YOUR GOAL:
Narrow the data below down to the lines containing "this".

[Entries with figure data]

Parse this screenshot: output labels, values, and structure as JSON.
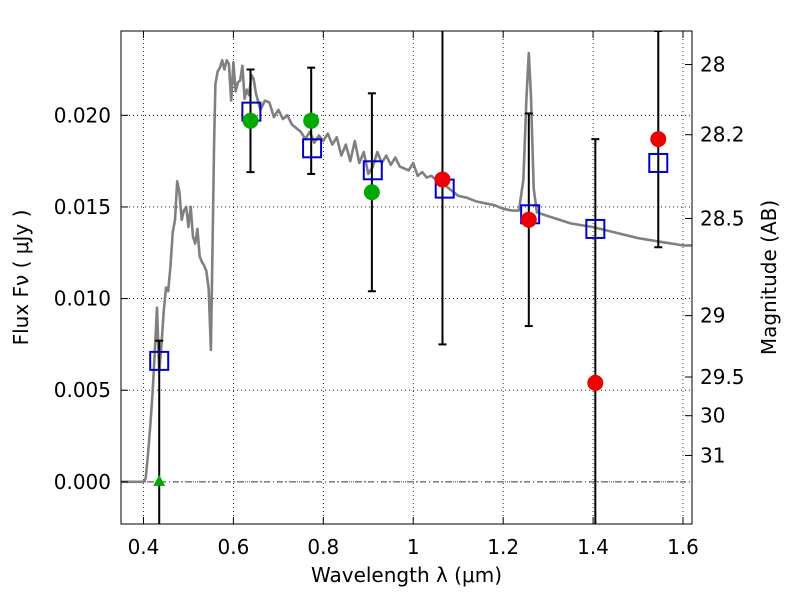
{
  "chart_data": {
    "type": "scatter",
    "xlabel": "Wavelength  λ (μm)",
    "ylabel": "Flux  Fν  ( μJy )",
    "ylabel_right": "Magnitude (AB)",
    "xlim": [
      0.35,
      1.62
    ],
    "ylim": [
      -0.0023,
      0.0246
    ],
    "x_ticks": [
      0.4,
      0.6,
      0.8,
      1.0,
      1.2,
      1.4,
      1.6
    ],
    "x_tick_labels": [
      "0.4",
      "0.6",
      "0.8",
      "1",
      "1.2",
      "1.4",
      "1.6"
    ],
    "y_ticks": [
      0.0,
      0.005,
      0.01,
      0.015,
      0.02
    ],
    "y_tick_labels": [
      "0.000",
      "0.005",
      "0.010",
      "0.015",
      "0.020"
    ],
    "mag_ticks": [
      28,
      28.2,
      28.5,
      29,
      29.5,
      30,
      31
    ],
    "mag_tick_labels": [
      "28",
      "28.2",
      "28.5",
      "29",
      "29.5",
      "30",
      "31"
    ],
    "mag_tick_flux": [
      0.02277,
      0.01894,
      0.01437,
      0.00907,
      0.00572,
      0.00361,
      0.00144
    ],
    "grid": true,
    "colors": {
      "model": "#808080",
      "model_points": "#0000cc",
      "measured_green": "#00aa00",
      "measured_red": "#ee0000",
      "errorbar": "#000000"
    },
    "series": [
      {
        "kind": "line",
        "points": [
          [
            0.35,
            0.0
          ],
          [
            0.4,
            0.0
          ],
          [
            0.405,
            0.0002
          ],
          [
            0.41,
            0.0015
          ],
          [
            0.415,
            0.003
          ],
          [
            0.42,
            0.0048
          ],
          [
            0.425,
            0.007
          ],
          [
            0.43,
            0.0095
          ],
          [
            0.435,
            0.006
          ],
          [
            0.44,
            0.0075
          ],
          [
            0.445,
            0.0093
          ],
          [
            0.45,
            0.0106
          ],
          [
            0.455,
            0.0104
          ],
          [
            0.46,
            0.0118
          ],
          [
            0.465,
            0.0136
          ],
          [
            0.47,
            0.0143
          ],
          [
            0.475,
            0.0164
          ],
          [
            0.48,
            0.0158
          ],
          [
            0.485,
            0.0143
          ],
          [
            0.49,
            0.0148
          ],
          [
            0.495,
            0.015
          ],
          [
            0.5,
            0.0139
          ],
          [
            0.505,
            0.015
          ],
          [
            0.51,
            0.0134
          ],
          [
            0.515,
            0.013
          ],
          [
            0.52,
            0.0138
          ],
          [
            0.525,
            0.0123
          ],
          [
            0.53,
            0.012
          ],
          [
            0.535,
            0.0118
          ],
          [
            0.54,
            0.0115
          ],
          [
            0.545,
            0.0105
          ],
          [
            0.55,
            0.0072
          ],
          [
            0.553,
            0.012
          ],
          [
            0.557,
            0.0185
          ],
          [
            0.56,
            0.0217
          ],
          [
            0.565,
            0.0224
          ],
          [
            0.57,
            0.0226
          ],
          [
            0.575,
            0.023
          ],
          [
            0.58,
            0.0225
          ],
          [
            0.585,
            0.023
          ],
          [
            0.59,
            0.0228
          ],
          [
            0.595,
            0.0208
          ],
          [
            0.6,
            0.0229
          ],
          [
            0.605,
            0.0213
          ],
          [
            0.61,
            0.0218
          ],
          [
            0.615,
            0.0219
          ],
          [
            0.62,
            0.0227
          ],
          [
            0.625,
            0.0209
          ],
          [
            0.63,
            0.0214
          ],
          [
            0.635,
            0.0211
          ],
          [
            0.64,
            0.0222
          ],
          [
            0.645,
            0.022
          ],
          [
            0.65,
            0.0212
          ],
          [
            0.66,
            0.0203
          ],
          [
            0.67,
            0.0208
          ],
          [
            0.68,
            0.0207
          ],
          [
            0.69,
            0.0199
          ],
          [
            0.7,
            0.0203
          ],
          [
            0.71,
            0.0198
          ],
          [
            0.72,
            0.02
          ],
          [
            0.73,
            0.0195
          ],
          [
            0.74,
            0.0193
          ],
          [
            0.75,
            0.0191
          ],
          [
            0.76,
            0.0187
          ],
          [
            0.77,
            0.0191
          ],
          [
            0.78,
            0.0185
          ],
          [
            0.79,
            0.0189
          ],
          [
            0.8,
            0.0186
          ],
          [
            0.81,
            0.019
          ],
          [
            0.82,
            0.0184
          ],
          [
            0.83,
            0.0188
          ],
          [
            0.84,
            0.0178
          ],
          [
            0.85,
            0.0184
          ],
          [
            0.86,
            0.0175
          ],
          [
            0.87,
            0.0186
          ],
          [
            0.88,
            0.0174
          ],
          [
            0.89,
            0.018
          ],
          [
            0.9,
            0.0168
          ],
          [
            0.91,
            0.0172
          ],
          [
            0.92,
            0.018
          ],
          [
            0.93,
            0.0174
          ],
          [
            0.94,
            0.0178
          ],
          [
            0.95,
            0.0173
          ],
          [
            0.96,
            0.0177
          ],
          [
            0.97,
            0.0172
          ],
          [
            0.98,
            0.0171
          ],
          [
            0.99,
            0.017
          ],
          [
            1.0,
            0.0174
          ],
          [
            1.01,
            0.0167
          ],
          [
            1.02,
            0.0169
          ],
          [
            1.03,
            0.0166
          ],
          [
            1.04,
            0.0167
          ],
          [
            1.05,
            0.0165
          ],
          [
            1.06,
            0.0164
          ],
          [
            1.08,
            0.016
          ],
          [
            1.1,
            0.0156
          ],
          [
            1.12,
            0.0155
          ],
          [
            1.14,
            0.0153
          ],
          [
            1.16,
            0.0152
          ],
          [
            1.18,
            0.0151
          ],
          [
            1.2,
            0.0149
          ],
          [
            1.22,
            0.0148
          ],
          [
            1.235,
            0.0148
          ],
          [
            1.245,
            0.0165
          ],
          [
            1.252,
            0.021
          ],
          [
            1.257,
            0.0234
          ],
          [
            1.262,
            0.021
          ],
          [
            1.268,
            0.016
          ],
          [
            1.275,
            0.0147
          ],
          [
            1.3,
            0.0145
          ],
          [
            1.35,
            0.0141
          ],
          [
            1.4,
            0.0139
          ],
          [
            1.45,
            0.0136
          ],
          [
            1.5,
            0.0133
          ],
          [
            1.55,
            0.0131
          ],
          [
            1.6,
            0.0129
          ],
          [
            1.62,
            0.0129
          ]
        ]
      },
      {
        "kind": "model-squares",
        "x": [
          0.435,
          0.64,
          0.775,
          0.91,
          1.07,
          1.26,
          1.405,
          1.545
        ],
        "y": [
          0.0066,
          0.0202,
          0.0182,
          0.017,
          0.016,
          0.0146,
          0.0138,
          0.0174
        ]
      },
      {
        "kind": "measured",
        "points": [
          {
            "x": 0.435,
            "y": 0.0,
            "err": 0.0077,
            "color": "green",
            "marker": "triangle"
          },
          {
            "x": 0.638,
            "y": 0.0197,
            "err": 0.0028,
            "color": "green",
            "marker": "circle"
          },
          {
            "x": 0.773,
            "y": 0.0197,
            "err": 0.0029,
            "color": "green",
            "marker": "circle"
          },
          {
            "x": 0.908,
            "y": 0.0158,
            "err": 0.0054,
            "color": "green",
            "marker": "circle"
          },
          {
            "x": 1.065,
            "y": 0.0165,
            "err": 0.009,
            "color": "red",
            "marker": "circle"
          },
          {
            "x": 1.257,
            "y": 0.0143,
            "err": 0.0058,
            "color": "red",
            "marker": "circle"
          },
          {
            "x": 1.405,
            "y": 0.0054,
            "err": 0.0133,
            "color": "red",
            "marker": "circle"
          },
          {
            "x": 1.545,
            "y": 0.0187,
            "err": 0.0059,
            "color": "red",
            "marker": "circle"
          }
        ]
      }
    ]
  }
}
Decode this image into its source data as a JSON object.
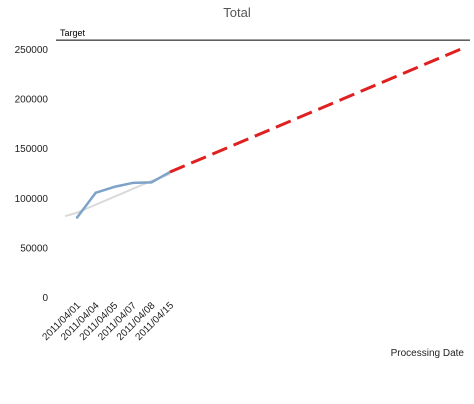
{
  "chart_data": {
    "type": "line",
    "title": "Total",
    "xlabel": "Processing Date",
    "ylabel": "",
    "ylim": [
      0,
      250000
    ],
    "yticks": [
      "0",
      "50000",
      "100000",
      "150000",
      "200000",
      "250000"
    ],
    "categories": [
      "2011/04/01",
      "2011/04/04",
      "2011/04/05",
      "2011/04/07",
      "2011/04/08",
      "2011/04/15"
    ],
    "series": [
      {
        "values": [
          80000,
          105000,
          111000,
          115000,
          115500,
          126000
        ],
        "color": "#7ea3c8"
      }
    ],
    "trendline": {
      "values": [
        85000,
        93000,
        101000,
        109000,
        117000,
        124000
      ],
      "color": "#d9d9d9"
    },
    "projection": {
      "from_value": 126000,
      "to_value": 250000,
      "color": "#e02020",
      "style": "dashed"
    },
    "reference_line": {
      "label": "Target",
      "value": 259000,
      "color": "#000000"
    },
    "grid": false
  }
}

WRITTEN ANSWER:
Parse this screenshot: output labels, values, and structure as JSON.
Decode this image into its source data as a JSON object.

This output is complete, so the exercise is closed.